§ Work to be completed
Extract the complete listing and repeat it word for word.

§ Dataset rows about figures
** Start **
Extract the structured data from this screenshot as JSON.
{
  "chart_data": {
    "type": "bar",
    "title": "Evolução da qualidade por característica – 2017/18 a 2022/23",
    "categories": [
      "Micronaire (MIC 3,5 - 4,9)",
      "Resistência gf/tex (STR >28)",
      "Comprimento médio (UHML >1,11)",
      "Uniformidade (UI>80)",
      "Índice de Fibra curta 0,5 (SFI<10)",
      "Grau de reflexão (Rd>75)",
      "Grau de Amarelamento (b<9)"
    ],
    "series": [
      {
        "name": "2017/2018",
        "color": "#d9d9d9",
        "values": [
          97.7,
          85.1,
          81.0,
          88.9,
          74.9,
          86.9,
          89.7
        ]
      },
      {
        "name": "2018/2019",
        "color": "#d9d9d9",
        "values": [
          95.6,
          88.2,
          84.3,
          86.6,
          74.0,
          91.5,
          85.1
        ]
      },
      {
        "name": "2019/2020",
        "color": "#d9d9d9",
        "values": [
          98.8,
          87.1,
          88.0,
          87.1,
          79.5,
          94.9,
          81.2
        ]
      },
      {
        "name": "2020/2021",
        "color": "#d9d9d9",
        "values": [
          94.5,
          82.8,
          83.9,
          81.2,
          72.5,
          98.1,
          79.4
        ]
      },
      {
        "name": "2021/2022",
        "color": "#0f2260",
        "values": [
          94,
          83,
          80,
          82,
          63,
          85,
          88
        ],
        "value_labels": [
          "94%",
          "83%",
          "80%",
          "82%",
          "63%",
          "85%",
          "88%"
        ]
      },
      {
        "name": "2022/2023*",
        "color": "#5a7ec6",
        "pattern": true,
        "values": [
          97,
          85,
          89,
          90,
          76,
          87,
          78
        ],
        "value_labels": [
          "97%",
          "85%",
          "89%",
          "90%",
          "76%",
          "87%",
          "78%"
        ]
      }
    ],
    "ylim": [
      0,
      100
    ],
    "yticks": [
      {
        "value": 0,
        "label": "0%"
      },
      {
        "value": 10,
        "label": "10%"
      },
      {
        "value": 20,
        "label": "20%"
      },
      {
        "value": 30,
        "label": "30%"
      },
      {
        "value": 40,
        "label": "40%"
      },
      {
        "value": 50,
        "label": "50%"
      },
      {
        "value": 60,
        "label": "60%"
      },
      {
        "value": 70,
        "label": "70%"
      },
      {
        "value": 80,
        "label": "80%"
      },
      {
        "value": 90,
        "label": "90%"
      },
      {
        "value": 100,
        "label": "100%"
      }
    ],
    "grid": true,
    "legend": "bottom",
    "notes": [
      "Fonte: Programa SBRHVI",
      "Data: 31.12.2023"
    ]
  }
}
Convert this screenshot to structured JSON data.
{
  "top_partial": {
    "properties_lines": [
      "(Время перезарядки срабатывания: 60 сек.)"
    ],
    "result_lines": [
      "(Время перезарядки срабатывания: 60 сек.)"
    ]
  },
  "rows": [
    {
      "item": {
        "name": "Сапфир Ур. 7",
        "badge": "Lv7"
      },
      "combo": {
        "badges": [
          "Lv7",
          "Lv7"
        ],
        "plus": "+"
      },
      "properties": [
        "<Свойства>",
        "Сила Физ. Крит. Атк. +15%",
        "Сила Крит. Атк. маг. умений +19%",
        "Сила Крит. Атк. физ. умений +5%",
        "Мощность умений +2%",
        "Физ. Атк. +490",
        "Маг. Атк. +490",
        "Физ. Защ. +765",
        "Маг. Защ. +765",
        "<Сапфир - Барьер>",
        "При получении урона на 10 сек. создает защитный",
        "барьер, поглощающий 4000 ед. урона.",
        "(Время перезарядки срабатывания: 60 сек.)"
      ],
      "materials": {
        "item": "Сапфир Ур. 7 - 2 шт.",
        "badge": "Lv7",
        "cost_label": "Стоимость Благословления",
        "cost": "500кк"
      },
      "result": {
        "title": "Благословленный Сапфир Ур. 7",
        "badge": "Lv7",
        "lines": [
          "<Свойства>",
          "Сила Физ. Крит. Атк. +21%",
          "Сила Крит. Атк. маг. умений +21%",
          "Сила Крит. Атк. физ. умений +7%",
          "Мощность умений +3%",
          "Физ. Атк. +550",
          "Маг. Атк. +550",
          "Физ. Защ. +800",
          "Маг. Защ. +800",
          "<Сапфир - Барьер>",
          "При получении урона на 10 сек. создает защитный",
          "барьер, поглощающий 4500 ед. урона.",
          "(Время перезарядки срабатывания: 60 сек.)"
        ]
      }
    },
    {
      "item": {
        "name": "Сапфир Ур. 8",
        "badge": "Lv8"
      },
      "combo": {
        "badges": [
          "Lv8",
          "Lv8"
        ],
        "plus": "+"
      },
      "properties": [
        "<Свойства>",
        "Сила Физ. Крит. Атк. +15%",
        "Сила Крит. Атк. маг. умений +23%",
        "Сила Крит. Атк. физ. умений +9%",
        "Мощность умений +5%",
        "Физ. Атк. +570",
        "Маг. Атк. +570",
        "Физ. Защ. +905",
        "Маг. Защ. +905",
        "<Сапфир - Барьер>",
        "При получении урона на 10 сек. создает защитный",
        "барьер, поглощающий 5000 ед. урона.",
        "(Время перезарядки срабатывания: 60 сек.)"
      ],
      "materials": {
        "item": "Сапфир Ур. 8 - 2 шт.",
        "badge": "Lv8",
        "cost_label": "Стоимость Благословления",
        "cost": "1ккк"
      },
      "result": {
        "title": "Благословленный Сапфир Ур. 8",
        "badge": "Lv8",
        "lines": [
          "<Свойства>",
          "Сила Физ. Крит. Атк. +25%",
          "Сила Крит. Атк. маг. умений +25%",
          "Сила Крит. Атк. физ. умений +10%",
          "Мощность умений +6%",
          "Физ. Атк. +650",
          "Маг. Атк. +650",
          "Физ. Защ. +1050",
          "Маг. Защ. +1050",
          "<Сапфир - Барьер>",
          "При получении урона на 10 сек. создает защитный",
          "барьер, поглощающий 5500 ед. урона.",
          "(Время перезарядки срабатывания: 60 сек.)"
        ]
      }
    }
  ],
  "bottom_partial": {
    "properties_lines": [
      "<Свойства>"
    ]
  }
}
** End **
§ The result
Extract the structured data from this screenshot as JSON.
{
  "chart_data": {
    "type": "bar",
    "title": "Evolução da qualidade por característica – 2017/18 a 2022/23",
    "categories": [
      "Micronaire (MIC 3,5 - 4,9)",
      "Resistência gf/tex (STR >28)",
      "Comprimento médio (UHML >1,11)",
      "Uniformidade (UI>80)",
      "Índice de Fibra curta 0,5 (SFI<10)",
      "Grau de reflexão (Rd>75)",
      "Grau de Amarelamento (b<9)"
    ],
    "series": [
      {
        "name": "2017/2018",
        "color": "#d9d9d9",
        "values": [
          97.7,
          85.1,
          81.0,
          88.9,
          74.9,
          86.9,
          89.7
        ]
      },
      {
        "name": "2018/2019",
        "color": "#d9d9d9",
        "values": [
          95.6,
          88.2,
          84.3,
          86.6,
          74.0,
          91.5,
          85.1
        ]
      },
      {
        "name": "2019/2020",
        "color": "#d9d9d9",
        "values": [
          98.8,
          87.1,
          88.0,
          87.1,
          79.5,
          94.9,
          81.2
        ]
      },
      {
        "name": "2020/2021",
        "color": "#d9d9d9",
        "values": [
          94.5,
          82.8,
          83.9,
          81.2,
          72.5,
          98.1,
          79.4
        ]
      },
      {
        "name": "2021/2022",
        "color": "#0f2260",
        "values": [
          94,
          83,
          80,
          82,
          63,
          85,
          88
        ],
        "value_labels": [
          "94%",
          "83%",
          "80%",
          "82%",
          "63%",
          "85%",
          "88%"
        ]
      },
      {
        "name": "2022/2023*",
        "color": "#5a7ec6",
        "pattern": true,
        "values": [
          97,
          85,
          89,
          90,
          76,
          87,
          78
        ],
        "value_labels": [
          "97%",
          "85%",
          "89%",
          "90%",
          "76%",
          "87%",
          "78%"
        ]
      }
    ],
    "ylim": [
      0,
      100
    ],
    "yticks": [
      {
        "value": 0,
        "label": "0%"
      },
      {
        "value": 10,
        "label": "10%"
      },
      {
        "value": 20,
        "label": "20%"
      },
      {
        "value": 30,
        "label": "30%"
      },
      {
        "value": 40,
        "label": "40%"
      },
      {
        "value": 50,
        "label": "50%"
      },
      {
        "value": 60,
        "label": "60%"
      },
      {
        "value": 70,
        "label": "70%"
      },
      {
        "value": 80,
        "label": "80%"
      },
      {
        "value": 90,
        "label": "90%"
      },
      {
        "value": 100,
        "label": "100%"
      }
    ],
    "grid": true,
    "legend": "bottom",
    "notes": [
      "Fonte: Programa SBRHVI",
      "Data: 31.12.2023"
    ]
  }
}
Convert this screenshot to structured JSON data.
{
  "top_partial": {
    "properties_lines": [
      "(Время перезарядки срабатывания: 60 сек.)"
    ],
    "result_lines": [
      "(Время перезарядки срабатывания: 60 сек.)"
    ]
  },
  "rows": [
    {
      "item": {
        "name": "Сапфир Ур. 7",
        "badge": "Lv7"
      },
      "combo": {
        "badges": [
          "Lv7",
          "Lv7"
        ],
        "plus": "+"
      },
      "properties": [
        "<Свойства>",
        "Сила Физ. Крит. Атк. +15%",
        "Сила Крит. Атк. маг. умений +19%",
        "Сила Крит. Атк. физ. умений +5%",
        "Мощность умений +2%",
        "Физ. Атк. +490",
        "Маг. Атк. +490",
        "Физ. Защ. +765",
        "Маг. Защ. +765",
        "<Сапфир - Барьер>",
        "При получении урона на 10 сек. создает защитный",
        "барьер, поглощающий 4000 ед. урона.",
        "(Время перезарядки срабатывания: 60 сек.)"
      ],
      "materials": {
        "item": "Сапфир Ур. 7 - 2 шт.",
        "badge": "Lv7",
        "cost_label": "Стоимость Благословления",
        "cost": "500кк"
      },
      "result": {
        "title": "Благословленный Сапфир Ур. 7",
        "badge": "Lv7",
        "lines": [
          "<Свойства>",
          "Сила Физ. Крит. Атк. +21%",
          "Сила Крит. Атк. маг. умений +21%",
          "Сила Крит. Атк. физ. умений +7%",
          "Мощность умений +3%",
          "Физ. Атк. +550",
          "Маг. Атк. +550",
          "Физ. Защ. +800",
          "Маг. Защ. +800",
          "<Сапфир - Барьер>",
          "При получении урона на 10 сек. создает защитный",
          "барьер, поглощающий 4500 ед. урона.",
          "(Время перезарядки срабатывания: 60 сек.)"
        ]
      }
    },
    {
      "item": {
        "name": "Сапфир Ур. 8",
        "badge": "Lv8"
      },
      "combo": {
        "badges": [
          "Lv8",
          "Lv8"
        ],
        "plus": "+"
      },
      "properties": [
        "<Свойства>",
        "Сила Физ. Крит. Атк. +15%",
        "Сила Крит. Атк. маг. умений +23%",
        "Сила Крит. Атк. физ. умений +9%",
        "Мощность умений +5%",
        "Физ. Атк. +570",
        "Маг. Атк. +570",
        "Физ. Защ. +905",
        "Маг. Защ. +905",
        "<Сапфир - Барьер>",
        "При получении урона на 10 сек. создает защитный",
        "барьер, поглощающий 5000 ед. урона.",
        "(Время перезарядки срабатывания: 60 сек.)"
      ],
      "materials": {
        "item": "Сапфир Ур. 8 - 2 шт.",
        "badge": "Lv8",
        "cost_label": "Стоимость Благословления",
        "cost": "1ккк"
      },
      "result": {
        "title": "Благословленный Сапфир Ур. 8",
        "badge": "Lv8",
        "lines": [
          "<Свойства>",
          "Сила Физ. Крит. Атк. +25%",
          "Сила Крит. Атк. маг. умений +25%",
          "Сила Крит. Атк. физ. умений +10%",
          "Мощность умений +6%",
          "Физ. Атк. +650",
          "Маг. Атк. +650",
          "Физ. Защ. +1050",
          "Маг. Защ. +1050",
          "<Сапфир - Барьер>",
          "При получении урона на 10 сек. создает защитный",
          "барьер, поглощающий 5500 ед. урона.",
          "(Время перезарядки срабатывания: 60 сек.)"
        ]
      }
    }
  ],
  "bottom_partial": {
    "properties_lines": [
      "<Свойства>"
    ]
  }
}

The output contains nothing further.